SHORT TASK
Gather each line containing the string "gross" from these entries.

--- START OF THE DATA ---

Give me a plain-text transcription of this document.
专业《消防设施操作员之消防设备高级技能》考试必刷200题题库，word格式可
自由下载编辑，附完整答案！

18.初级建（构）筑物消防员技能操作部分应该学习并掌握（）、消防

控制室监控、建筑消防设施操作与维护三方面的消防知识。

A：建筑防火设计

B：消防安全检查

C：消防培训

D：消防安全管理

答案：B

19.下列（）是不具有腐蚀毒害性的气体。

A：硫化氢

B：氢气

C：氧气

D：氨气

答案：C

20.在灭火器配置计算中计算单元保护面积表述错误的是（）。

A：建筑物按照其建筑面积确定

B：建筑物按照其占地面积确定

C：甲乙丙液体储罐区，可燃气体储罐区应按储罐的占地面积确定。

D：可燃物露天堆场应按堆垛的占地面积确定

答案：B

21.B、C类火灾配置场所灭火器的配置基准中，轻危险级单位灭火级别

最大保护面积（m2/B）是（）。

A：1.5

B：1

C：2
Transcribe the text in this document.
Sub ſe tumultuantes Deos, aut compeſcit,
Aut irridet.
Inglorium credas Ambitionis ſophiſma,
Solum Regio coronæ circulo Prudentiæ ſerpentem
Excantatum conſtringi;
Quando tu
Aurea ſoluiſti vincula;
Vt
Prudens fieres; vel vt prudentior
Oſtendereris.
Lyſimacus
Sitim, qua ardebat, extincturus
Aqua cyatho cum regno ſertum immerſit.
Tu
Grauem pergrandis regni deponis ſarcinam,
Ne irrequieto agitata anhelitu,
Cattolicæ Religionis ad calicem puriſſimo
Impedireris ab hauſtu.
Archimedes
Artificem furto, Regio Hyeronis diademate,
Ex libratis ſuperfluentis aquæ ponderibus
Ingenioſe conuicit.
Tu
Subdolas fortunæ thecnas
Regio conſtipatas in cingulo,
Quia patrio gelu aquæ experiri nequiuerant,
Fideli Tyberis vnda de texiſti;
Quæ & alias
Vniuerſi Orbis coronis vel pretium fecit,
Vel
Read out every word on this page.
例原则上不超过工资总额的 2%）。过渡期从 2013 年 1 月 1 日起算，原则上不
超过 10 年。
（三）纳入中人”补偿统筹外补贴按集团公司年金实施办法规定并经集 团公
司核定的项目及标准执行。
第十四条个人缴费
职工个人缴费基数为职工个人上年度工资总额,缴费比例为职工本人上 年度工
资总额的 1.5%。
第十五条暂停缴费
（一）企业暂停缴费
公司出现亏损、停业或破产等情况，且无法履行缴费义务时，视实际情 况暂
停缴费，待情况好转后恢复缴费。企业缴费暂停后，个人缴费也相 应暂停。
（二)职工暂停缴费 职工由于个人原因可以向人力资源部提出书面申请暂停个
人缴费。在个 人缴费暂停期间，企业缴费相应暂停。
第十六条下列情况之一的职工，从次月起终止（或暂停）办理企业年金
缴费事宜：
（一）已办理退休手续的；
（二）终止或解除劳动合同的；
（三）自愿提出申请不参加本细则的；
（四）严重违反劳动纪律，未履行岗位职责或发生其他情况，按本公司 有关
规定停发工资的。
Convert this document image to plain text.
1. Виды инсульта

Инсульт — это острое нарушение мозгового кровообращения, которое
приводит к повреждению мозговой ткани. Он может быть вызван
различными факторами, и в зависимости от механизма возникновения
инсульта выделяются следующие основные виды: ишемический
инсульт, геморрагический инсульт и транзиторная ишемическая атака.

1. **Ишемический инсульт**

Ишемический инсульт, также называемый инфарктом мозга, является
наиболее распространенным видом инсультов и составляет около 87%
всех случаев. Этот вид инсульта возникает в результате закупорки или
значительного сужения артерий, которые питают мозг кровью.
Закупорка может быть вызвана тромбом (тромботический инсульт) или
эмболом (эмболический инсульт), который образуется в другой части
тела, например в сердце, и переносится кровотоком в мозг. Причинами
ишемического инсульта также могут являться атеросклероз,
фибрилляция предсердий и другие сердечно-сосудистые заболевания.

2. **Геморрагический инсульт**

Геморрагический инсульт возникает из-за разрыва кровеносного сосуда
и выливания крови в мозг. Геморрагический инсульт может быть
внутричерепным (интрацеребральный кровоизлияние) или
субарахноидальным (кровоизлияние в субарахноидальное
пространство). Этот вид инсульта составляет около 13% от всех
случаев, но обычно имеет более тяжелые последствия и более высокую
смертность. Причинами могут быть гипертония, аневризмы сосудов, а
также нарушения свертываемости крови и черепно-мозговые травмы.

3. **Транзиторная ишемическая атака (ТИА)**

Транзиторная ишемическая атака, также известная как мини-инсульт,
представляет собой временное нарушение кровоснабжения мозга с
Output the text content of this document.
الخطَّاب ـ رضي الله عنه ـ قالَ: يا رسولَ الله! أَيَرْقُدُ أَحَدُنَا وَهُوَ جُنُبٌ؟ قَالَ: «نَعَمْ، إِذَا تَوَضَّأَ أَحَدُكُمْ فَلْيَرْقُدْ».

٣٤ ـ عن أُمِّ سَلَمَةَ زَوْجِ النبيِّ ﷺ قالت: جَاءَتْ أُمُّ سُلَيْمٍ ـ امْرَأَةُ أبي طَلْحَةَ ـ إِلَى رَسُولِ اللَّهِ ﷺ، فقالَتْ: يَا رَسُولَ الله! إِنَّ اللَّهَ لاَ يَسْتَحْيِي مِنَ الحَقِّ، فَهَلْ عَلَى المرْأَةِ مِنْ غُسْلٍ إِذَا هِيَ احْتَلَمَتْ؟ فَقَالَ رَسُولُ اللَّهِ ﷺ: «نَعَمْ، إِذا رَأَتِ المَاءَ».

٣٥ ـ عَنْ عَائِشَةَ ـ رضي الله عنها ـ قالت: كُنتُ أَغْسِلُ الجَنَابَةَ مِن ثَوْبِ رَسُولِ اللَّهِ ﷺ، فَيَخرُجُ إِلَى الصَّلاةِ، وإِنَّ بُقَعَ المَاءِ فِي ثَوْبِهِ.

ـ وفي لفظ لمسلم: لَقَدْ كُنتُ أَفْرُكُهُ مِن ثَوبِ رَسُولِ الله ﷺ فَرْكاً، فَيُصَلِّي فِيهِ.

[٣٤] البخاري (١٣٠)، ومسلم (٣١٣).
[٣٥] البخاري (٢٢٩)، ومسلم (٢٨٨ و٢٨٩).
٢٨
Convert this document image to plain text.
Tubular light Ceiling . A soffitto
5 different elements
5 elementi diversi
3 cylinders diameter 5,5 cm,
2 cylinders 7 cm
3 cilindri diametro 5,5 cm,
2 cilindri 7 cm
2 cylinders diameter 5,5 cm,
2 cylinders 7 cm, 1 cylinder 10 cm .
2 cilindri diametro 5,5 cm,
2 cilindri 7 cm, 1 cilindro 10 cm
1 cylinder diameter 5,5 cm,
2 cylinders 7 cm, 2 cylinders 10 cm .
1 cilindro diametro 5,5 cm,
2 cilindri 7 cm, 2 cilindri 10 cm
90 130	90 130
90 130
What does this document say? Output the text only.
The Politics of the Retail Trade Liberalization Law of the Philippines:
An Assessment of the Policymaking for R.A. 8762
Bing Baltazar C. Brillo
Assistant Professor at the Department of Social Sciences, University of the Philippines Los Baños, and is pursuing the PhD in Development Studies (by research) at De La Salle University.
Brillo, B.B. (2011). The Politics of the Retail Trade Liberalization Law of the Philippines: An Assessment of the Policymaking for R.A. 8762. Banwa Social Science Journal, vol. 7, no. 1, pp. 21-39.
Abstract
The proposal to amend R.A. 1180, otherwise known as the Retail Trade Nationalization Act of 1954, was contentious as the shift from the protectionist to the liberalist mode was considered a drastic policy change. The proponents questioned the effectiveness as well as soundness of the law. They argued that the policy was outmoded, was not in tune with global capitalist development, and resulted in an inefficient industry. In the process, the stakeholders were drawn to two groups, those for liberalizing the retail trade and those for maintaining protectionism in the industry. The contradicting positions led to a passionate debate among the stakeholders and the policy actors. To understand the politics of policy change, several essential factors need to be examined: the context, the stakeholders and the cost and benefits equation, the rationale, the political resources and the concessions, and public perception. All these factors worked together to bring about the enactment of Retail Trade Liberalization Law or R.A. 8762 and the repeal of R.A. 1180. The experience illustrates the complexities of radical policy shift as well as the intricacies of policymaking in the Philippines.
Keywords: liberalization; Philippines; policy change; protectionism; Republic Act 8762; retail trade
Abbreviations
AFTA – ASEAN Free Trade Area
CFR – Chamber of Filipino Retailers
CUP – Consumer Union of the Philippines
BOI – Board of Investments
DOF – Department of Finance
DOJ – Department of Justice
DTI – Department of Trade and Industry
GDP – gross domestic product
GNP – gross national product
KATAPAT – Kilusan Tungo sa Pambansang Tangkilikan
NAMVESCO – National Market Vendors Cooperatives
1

--- END OF THE DATA ---

RESULT FOR THIS TASK
GDP – gross domestic product
GNP – gross national product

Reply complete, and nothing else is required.